◆ TASKS TO CARRY OUT ◆
(1) In the mailing-list post about RAID for Squid, about how much seek capacity remains when the cache drives are mirrored?
(2) Pick up the mailing-list post about RAID for Squid where it stops and keep writing it.

◆ DOCUMENT ◆
Re: [squid-users] To RAID or not to RAID...

From: Henrik Nordstrom <hno@dont-contact.us>
Date: Wed, 5 Jun 2002 00:14:03 +0200

In case of Squid the main benefit from RAID is redundancy, but due to
the I/O pattern only mirroring is suitable, and mirroring is fairly
expensive compared to the alternatives.

Striping has little or possibly even negative impact on Squid due to
the I/O pattern of Squid, and Squid is quite good at distributing the
load on all drives in the first place.

striping works best for applications needing to perform large amounts
of sequential I/O.

Squid performs large amounts of random I/O in parallel, usually only a
few KB at a time..

From a recovery point of view it is also much better to have one
cache_dir per drive than to have a single huge cache_dir.

  a) Restarts will be much quicker as the drives can be rebuilt in
parallell.

  b) If a cache drive fails due to hardware or software failure, you
only loose the cache content of that drive, not your whole cache.

  c) If you ever need to fsck your cache drives, all can be fsck:ed in
parallell which is considerably quicker than to fsck a large striped
filesystem.

  d) Enlarging/shrinking your cache is simply a matter of
adding/removing a cache_dir. If you stripe your drives you are locked
into the exact hardware configuration used when creating the stripe.

Mirroring of the cache drives can provide a higher level of
redundancy, but is quite expenside both in terms of hardware and
speed (you will end up with about 3/5 of your seek capacity). A
similar level of redundancy can be acheived by using some simple
system monitoring tools to detect the hardware error and removing the
failed drive from squid.conf if a failure is detected (and also alert
the administrator).

When considering the MTBF of modern drives and the value of the cached
data mirroring becomes even less attractive in my opinion..

Regards
Henrik

On Tuesday 04 June 2002 22:49, Winston Gutkowski wrote:
> At the risk of flogging a dead horse, I'd like to add my 2p to this
> discussion. No matter what implementation of RAID you are using, it
> does 1 of 3 things:
>
> 1. Provides for recovery in the event of a hardware failure by
> storing data redundantly; either (a) mirroring it completely (RAID
> 1), or (b) storing composite information in a parity area (RAID 4
> or 5).

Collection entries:
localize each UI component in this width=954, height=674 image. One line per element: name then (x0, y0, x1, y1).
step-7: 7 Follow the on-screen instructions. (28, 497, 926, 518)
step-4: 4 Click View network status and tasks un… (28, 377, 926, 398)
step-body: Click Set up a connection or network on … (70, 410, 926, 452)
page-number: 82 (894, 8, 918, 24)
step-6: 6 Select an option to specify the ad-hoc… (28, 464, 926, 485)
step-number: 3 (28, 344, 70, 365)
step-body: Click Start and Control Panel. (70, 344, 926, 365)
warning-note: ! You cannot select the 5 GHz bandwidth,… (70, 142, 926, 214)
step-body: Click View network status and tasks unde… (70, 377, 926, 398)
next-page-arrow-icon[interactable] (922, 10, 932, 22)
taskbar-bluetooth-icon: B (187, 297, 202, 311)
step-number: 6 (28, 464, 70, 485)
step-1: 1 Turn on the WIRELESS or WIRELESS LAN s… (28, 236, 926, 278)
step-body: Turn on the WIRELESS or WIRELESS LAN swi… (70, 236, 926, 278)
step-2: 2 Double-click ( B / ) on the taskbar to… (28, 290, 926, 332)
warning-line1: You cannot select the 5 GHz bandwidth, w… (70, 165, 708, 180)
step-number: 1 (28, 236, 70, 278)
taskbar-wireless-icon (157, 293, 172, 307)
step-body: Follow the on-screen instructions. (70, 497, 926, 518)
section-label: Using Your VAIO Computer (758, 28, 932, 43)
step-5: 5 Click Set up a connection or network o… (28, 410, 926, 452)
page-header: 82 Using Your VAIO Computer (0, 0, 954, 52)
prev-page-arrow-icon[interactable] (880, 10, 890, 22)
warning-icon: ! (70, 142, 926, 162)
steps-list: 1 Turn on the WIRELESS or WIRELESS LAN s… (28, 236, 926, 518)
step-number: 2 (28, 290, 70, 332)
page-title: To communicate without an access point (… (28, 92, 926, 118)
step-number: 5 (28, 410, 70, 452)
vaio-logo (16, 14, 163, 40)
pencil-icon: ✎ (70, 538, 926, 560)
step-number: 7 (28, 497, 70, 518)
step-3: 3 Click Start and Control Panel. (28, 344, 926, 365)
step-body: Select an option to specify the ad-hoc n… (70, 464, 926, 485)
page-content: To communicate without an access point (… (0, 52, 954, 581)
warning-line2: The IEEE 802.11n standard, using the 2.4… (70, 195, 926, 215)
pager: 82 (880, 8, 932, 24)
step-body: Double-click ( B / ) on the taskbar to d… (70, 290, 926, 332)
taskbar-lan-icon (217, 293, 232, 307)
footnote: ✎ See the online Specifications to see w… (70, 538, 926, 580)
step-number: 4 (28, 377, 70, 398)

◆ ANSWERS TO THE PROBLEMS ◆
(1) About 3/5 of the seek capacity remains.

(2)
> 2. Speeds up I/O operations on filesystems by spreading them across
> multiple physical drives ("Striping" or RAID 0).
> 3. Both of the above (RAID 0+1).
>
> Problems usually arise when you have more than one system trying to
> do the same thing, because they end up conflicting or competing
> with each other. This most often occurs in the area of striping
> because lots of software can also be configured for load-spreading
> to improve I/O performance. My advice to anyone (not just squid
> bods) would be to decide which product you want to do the task: if
> squid, set up multiple cache_dir's but don't stripe; if RAID, set
> up striping with a single cache_dir on a striped volume.
>
> If you are also worried about recovery then your decision may also
> be directed by the need to set up redundant datasets. The Linux
> native software RAID, for example, does not support RAID 0+1, so
> you would be obliged to use RAID for the redundancy and squid for
> the load-balancing. If performance is an issue, RAID 1 is MUCH
> faster than RAID 5, often outperforming a single disk.
>
> In general, configuring a specific product such as squid often has
> performance benefits over something like RAID; but these may be
> minimal, and striping is a solution which can provide benefit for
> any software on your system.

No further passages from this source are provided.